*Data listing*.
******

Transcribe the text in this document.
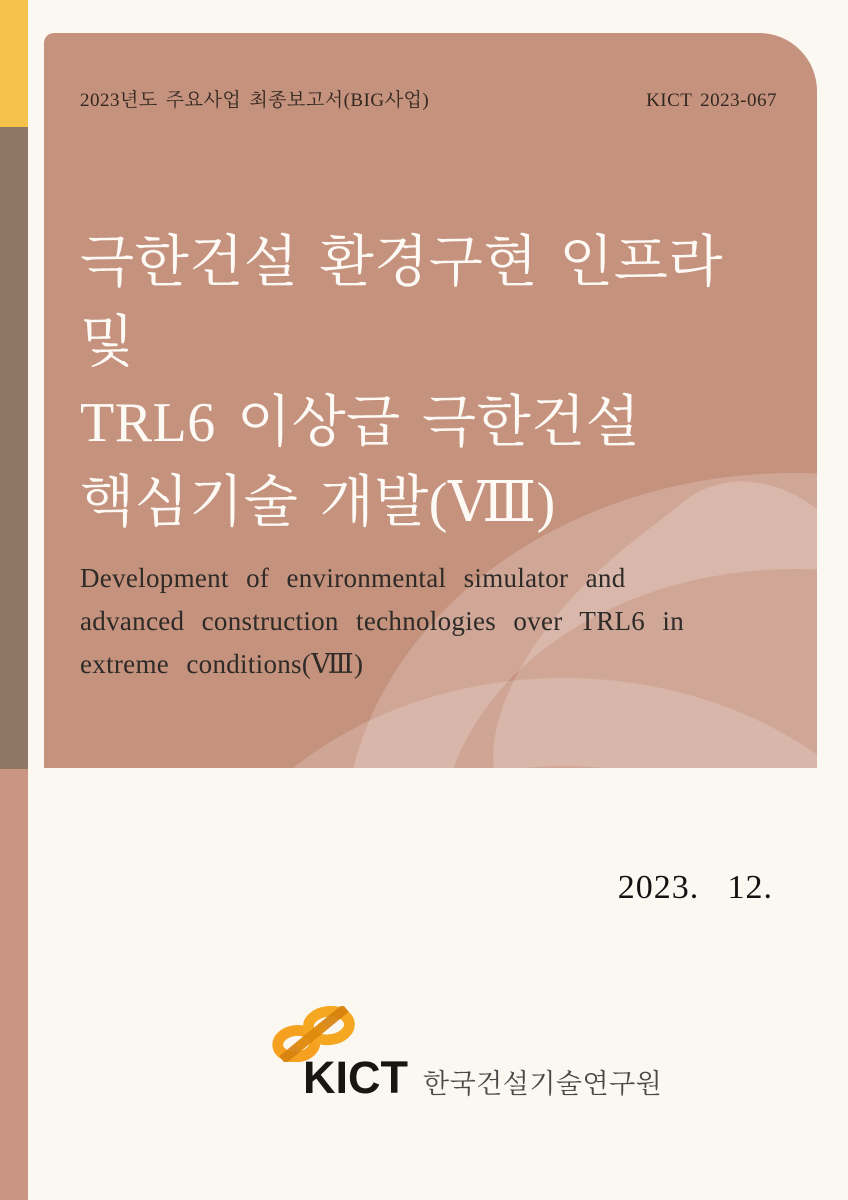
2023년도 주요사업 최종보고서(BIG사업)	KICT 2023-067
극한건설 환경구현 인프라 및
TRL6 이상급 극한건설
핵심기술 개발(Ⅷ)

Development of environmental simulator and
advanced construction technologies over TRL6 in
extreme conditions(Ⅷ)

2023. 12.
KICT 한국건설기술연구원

******

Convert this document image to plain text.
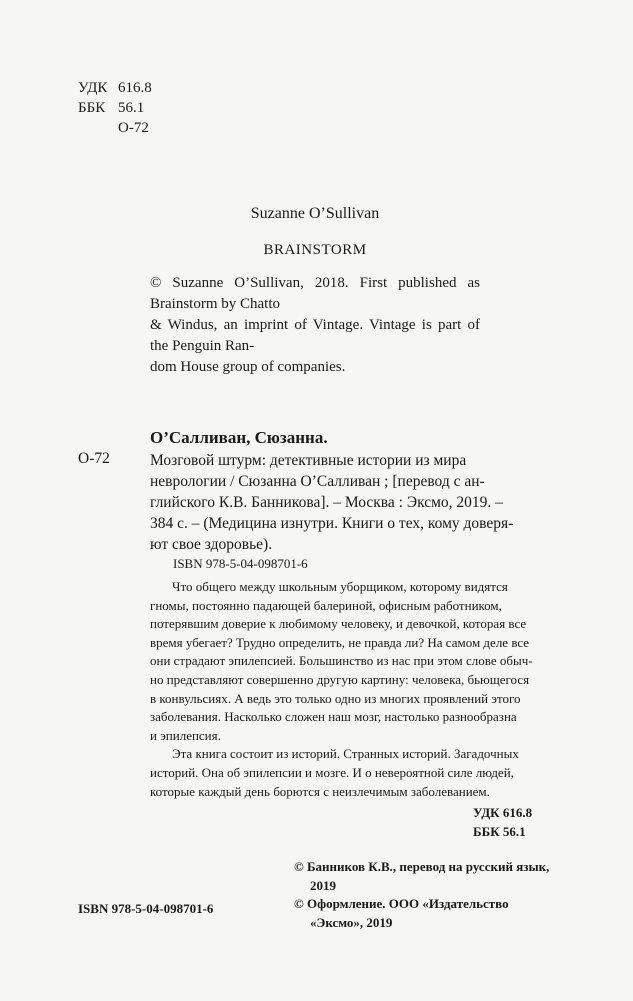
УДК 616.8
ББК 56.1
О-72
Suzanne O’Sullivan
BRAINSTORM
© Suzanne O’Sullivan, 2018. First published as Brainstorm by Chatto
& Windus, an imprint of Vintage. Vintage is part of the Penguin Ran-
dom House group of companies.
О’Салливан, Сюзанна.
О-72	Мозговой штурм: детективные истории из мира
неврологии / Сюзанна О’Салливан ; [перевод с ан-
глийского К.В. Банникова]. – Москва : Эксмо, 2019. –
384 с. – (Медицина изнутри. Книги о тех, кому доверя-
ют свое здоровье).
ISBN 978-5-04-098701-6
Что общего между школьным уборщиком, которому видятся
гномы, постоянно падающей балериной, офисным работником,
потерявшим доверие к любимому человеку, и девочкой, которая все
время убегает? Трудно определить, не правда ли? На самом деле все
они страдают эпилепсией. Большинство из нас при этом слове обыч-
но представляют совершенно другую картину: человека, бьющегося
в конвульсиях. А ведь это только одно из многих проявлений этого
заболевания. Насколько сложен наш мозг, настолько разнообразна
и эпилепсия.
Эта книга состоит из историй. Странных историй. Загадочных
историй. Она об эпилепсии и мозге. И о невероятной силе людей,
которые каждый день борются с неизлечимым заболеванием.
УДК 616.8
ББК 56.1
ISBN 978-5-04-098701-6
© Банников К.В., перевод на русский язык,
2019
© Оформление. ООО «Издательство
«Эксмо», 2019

******

*Request*. Scan the material above for the word "историй". Copy each line where it occurs.

*Task answer*.
Эта книга состоит из историй. Странных историй. Загадочных
историй. Она об эпилепсии и мозге. И о невероятной силе людей,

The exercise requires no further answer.